» EXERCISE DESCRIPTION
Scan the material below for the string "Franklin", and copy every line where it shows up.

(Stored records)
* * * * * * * * *

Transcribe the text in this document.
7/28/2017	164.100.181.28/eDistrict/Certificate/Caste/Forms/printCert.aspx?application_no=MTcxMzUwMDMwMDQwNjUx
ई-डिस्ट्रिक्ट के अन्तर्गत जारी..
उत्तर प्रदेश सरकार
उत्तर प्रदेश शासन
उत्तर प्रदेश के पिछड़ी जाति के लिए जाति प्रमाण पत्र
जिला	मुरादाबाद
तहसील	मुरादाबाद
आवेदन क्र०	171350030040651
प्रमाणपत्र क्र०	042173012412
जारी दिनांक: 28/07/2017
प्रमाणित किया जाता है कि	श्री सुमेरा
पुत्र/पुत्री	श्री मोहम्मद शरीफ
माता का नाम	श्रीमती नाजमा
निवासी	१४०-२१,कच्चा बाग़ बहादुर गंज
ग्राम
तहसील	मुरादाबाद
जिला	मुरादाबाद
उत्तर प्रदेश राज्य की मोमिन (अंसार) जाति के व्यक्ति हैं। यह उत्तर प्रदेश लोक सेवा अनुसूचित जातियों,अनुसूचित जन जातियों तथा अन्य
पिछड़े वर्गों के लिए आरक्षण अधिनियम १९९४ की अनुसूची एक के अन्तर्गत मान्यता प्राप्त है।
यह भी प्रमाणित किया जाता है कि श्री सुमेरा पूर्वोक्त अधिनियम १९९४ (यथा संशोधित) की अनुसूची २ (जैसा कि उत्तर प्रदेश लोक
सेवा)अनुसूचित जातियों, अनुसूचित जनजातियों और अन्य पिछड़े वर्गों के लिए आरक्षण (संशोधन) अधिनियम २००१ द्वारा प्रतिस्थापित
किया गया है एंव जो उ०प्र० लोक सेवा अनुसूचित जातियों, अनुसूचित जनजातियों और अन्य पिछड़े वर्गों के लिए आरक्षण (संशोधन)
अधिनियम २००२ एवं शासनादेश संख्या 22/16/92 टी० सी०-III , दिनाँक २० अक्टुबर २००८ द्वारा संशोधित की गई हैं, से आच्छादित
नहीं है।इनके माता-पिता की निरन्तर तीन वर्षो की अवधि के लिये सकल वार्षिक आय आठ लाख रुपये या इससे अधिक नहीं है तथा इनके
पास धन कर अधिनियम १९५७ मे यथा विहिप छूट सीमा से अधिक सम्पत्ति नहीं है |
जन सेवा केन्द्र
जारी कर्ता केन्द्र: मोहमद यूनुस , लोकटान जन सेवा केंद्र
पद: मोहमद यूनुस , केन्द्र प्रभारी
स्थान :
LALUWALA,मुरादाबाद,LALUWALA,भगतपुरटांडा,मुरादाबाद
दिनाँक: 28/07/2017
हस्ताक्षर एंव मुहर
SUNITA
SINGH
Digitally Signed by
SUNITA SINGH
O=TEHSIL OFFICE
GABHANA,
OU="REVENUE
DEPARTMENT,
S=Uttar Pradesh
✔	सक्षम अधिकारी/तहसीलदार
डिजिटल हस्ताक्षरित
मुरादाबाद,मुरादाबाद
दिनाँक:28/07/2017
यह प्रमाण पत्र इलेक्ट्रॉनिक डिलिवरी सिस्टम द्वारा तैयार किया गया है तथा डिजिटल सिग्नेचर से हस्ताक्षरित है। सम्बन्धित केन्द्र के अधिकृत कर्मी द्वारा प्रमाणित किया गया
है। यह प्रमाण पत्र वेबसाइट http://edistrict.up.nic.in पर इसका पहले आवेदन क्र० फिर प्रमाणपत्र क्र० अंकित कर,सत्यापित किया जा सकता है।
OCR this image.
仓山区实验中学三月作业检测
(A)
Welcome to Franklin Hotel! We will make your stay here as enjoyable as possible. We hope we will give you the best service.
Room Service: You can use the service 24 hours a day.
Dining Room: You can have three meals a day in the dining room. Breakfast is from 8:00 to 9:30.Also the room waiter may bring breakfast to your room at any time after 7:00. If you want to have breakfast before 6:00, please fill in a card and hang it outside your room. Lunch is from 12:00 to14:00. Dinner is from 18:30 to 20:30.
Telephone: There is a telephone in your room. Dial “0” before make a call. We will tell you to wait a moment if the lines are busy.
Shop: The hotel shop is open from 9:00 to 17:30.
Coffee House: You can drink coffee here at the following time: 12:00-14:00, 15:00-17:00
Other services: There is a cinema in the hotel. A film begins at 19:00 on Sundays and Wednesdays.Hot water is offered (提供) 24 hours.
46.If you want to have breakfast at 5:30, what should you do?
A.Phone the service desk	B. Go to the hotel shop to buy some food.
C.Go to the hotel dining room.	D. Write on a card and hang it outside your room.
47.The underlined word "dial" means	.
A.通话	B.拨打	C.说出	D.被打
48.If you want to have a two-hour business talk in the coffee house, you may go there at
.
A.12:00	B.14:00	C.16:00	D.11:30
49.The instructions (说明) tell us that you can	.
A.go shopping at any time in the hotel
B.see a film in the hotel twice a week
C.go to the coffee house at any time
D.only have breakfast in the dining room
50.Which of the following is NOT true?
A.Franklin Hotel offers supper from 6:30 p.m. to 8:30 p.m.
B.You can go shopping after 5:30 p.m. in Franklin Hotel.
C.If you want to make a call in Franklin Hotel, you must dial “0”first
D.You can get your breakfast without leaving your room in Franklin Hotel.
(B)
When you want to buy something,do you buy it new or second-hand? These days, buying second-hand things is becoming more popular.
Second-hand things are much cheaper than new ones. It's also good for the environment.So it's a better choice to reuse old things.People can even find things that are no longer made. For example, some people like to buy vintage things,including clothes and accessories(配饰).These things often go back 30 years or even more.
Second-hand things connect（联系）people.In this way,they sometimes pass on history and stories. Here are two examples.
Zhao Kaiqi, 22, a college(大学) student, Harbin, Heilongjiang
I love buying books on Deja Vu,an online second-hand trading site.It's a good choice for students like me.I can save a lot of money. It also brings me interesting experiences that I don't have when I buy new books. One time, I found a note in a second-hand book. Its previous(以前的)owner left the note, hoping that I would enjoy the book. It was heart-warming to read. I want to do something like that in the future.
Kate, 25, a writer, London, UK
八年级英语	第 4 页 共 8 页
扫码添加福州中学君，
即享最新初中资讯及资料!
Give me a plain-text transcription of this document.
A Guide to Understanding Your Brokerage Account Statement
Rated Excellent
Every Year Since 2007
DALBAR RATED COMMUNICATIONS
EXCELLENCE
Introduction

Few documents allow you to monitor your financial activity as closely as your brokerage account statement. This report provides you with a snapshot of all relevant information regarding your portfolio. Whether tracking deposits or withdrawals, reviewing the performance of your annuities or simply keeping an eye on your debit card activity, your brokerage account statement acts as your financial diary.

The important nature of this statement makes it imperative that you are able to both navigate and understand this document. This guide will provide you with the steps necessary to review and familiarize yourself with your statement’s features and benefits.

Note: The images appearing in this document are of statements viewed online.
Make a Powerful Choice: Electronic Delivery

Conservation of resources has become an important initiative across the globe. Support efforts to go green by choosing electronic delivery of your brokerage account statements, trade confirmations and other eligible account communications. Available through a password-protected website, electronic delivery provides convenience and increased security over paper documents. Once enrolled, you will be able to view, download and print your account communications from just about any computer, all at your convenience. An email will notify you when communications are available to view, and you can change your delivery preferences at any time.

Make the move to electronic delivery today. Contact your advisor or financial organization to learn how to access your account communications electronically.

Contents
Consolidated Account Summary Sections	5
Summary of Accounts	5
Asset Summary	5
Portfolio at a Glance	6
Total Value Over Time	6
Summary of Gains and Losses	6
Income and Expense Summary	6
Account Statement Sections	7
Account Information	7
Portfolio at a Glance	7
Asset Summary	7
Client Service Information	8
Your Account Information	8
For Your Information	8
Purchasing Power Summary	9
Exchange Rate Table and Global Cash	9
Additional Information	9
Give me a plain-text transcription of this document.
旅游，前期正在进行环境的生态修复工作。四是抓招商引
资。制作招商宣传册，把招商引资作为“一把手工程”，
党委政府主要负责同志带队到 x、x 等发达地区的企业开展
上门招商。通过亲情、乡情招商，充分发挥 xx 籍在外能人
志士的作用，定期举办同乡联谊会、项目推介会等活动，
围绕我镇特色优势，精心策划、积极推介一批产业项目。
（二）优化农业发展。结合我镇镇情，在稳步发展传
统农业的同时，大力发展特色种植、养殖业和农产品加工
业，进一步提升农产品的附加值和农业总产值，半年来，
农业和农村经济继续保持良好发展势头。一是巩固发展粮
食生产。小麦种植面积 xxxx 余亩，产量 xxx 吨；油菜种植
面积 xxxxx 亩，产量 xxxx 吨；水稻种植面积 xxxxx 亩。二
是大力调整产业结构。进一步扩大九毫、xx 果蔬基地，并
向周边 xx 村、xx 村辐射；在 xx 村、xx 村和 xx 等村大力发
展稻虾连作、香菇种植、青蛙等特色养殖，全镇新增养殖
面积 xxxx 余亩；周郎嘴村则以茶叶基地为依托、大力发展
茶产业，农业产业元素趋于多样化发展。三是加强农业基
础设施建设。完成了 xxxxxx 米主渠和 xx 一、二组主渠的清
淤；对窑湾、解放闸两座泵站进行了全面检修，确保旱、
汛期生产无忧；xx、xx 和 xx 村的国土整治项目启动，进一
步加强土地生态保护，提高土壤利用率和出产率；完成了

* * * * * * * * *

» EXERCISE SOLUTION
Welcome to Franklin Hotel! We will make your stay here as enjoyable as possible. We hope we will give you the best service.
A.Franklin Hotel offers supper from 6:30 p.m. to 8:30 p.m.
B.You can go shopping after 5:30 p.m. in Franklin Hotel.
C.If you want to make a call in Franklin Hotel, you must dial “0”first
D.You can get your breakfast without leaving your room in Franklin Hotel.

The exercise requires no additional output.